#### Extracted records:
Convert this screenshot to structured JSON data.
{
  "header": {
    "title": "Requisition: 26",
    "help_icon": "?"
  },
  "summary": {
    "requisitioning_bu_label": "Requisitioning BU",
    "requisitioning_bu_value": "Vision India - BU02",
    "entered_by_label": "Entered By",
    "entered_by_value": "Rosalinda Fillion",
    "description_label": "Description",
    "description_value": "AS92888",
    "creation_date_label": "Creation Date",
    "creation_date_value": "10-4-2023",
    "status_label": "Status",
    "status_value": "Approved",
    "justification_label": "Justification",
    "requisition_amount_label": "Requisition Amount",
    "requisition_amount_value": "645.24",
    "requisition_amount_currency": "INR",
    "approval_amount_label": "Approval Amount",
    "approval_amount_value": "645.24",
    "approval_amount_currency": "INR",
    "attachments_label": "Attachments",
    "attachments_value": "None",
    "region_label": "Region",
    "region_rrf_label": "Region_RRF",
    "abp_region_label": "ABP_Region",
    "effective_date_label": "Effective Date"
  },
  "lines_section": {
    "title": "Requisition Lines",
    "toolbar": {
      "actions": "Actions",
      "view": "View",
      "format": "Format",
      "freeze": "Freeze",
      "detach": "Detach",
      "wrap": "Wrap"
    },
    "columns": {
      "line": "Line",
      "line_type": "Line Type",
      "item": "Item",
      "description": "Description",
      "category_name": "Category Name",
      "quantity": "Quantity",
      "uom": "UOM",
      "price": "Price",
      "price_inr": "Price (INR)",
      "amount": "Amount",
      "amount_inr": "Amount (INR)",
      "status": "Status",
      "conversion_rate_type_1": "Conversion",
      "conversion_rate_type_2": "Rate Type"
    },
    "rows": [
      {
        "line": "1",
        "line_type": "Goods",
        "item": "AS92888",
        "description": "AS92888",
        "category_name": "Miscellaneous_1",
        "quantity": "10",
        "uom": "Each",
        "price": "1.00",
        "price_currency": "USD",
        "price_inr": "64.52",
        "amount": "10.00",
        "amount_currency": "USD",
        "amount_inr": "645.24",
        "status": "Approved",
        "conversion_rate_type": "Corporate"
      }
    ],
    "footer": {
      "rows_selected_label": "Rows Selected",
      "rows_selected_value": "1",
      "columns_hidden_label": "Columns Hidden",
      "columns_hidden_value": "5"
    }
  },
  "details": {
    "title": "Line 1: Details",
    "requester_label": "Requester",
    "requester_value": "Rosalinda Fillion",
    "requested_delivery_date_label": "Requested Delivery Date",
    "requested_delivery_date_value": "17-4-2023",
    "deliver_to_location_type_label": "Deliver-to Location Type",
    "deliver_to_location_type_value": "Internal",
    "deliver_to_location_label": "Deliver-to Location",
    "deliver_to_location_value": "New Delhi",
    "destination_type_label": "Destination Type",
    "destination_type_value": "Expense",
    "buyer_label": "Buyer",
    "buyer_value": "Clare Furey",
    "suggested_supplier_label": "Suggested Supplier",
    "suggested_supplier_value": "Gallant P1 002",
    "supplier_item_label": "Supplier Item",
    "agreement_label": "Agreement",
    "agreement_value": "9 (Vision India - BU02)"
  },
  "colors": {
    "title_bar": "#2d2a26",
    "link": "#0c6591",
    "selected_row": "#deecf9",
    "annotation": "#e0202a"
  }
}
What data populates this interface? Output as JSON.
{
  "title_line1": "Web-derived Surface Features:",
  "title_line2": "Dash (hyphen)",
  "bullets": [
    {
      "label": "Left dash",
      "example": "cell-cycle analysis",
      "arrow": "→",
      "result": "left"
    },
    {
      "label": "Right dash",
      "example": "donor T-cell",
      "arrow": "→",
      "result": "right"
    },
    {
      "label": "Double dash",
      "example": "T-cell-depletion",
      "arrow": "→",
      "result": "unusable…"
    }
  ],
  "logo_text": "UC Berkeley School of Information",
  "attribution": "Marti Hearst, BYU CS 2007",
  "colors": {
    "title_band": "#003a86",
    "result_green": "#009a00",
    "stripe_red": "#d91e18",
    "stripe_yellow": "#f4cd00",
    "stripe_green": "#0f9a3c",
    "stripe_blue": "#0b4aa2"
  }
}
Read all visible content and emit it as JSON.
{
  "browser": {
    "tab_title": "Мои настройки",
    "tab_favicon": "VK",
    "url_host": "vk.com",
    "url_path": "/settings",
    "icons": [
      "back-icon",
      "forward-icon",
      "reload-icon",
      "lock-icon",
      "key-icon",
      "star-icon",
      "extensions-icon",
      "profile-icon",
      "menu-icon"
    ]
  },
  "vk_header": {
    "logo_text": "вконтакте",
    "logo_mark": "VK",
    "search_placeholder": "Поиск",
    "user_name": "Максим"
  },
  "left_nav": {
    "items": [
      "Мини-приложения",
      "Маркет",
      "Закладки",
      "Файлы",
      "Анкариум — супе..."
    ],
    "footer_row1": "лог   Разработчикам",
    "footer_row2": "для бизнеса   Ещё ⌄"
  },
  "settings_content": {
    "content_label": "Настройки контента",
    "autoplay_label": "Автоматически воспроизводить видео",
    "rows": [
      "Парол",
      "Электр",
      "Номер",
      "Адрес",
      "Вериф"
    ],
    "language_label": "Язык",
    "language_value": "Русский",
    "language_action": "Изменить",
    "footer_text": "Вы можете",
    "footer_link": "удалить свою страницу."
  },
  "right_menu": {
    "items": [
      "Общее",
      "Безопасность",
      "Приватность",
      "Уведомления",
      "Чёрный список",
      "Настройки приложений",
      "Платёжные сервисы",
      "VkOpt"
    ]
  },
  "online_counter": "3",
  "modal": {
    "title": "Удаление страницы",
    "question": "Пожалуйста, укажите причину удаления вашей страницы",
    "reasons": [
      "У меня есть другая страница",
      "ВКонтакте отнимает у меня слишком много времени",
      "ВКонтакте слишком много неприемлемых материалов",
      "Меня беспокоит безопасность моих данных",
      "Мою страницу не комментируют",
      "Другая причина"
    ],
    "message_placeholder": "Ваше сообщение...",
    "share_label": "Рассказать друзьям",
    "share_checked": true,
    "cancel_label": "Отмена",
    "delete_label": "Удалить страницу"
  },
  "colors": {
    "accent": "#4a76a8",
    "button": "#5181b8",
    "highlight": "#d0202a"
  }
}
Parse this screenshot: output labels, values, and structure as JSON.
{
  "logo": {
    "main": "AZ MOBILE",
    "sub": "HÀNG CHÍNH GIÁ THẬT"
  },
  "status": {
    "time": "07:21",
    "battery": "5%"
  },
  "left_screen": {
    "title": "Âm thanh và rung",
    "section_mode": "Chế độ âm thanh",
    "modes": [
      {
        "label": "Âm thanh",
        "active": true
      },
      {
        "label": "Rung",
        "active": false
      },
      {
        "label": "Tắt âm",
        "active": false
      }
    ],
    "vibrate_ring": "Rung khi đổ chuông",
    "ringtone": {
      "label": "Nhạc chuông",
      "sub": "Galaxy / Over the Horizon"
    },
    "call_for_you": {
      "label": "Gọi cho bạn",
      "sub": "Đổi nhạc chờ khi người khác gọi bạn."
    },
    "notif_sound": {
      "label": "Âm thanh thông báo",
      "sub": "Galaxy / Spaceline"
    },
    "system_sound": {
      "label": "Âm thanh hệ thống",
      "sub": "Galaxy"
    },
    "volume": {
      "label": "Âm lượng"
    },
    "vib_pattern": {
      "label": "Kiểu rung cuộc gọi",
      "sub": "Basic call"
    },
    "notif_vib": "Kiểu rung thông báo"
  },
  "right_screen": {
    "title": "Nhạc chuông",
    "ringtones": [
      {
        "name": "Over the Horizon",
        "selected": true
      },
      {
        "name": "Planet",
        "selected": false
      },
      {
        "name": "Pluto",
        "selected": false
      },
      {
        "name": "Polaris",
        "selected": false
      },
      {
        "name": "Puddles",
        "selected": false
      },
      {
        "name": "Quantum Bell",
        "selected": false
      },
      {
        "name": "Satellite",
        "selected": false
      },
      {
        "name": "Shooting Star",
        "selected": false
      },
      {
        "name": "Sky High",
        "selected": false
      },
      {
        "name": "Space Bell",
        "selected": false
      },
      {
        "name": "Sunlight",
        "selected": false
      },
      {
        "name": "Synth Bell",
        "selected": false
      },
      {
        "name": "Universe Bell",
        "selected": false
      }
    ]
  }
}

#### Requirement:
Copy all lines of the listing above that contain the string "this".

#### Solution below:
Convert this screenshot to structured JSON data.
What data populates this interface? Output as JSON.
Parse this screenshot: output labels, values, and structure as JSON.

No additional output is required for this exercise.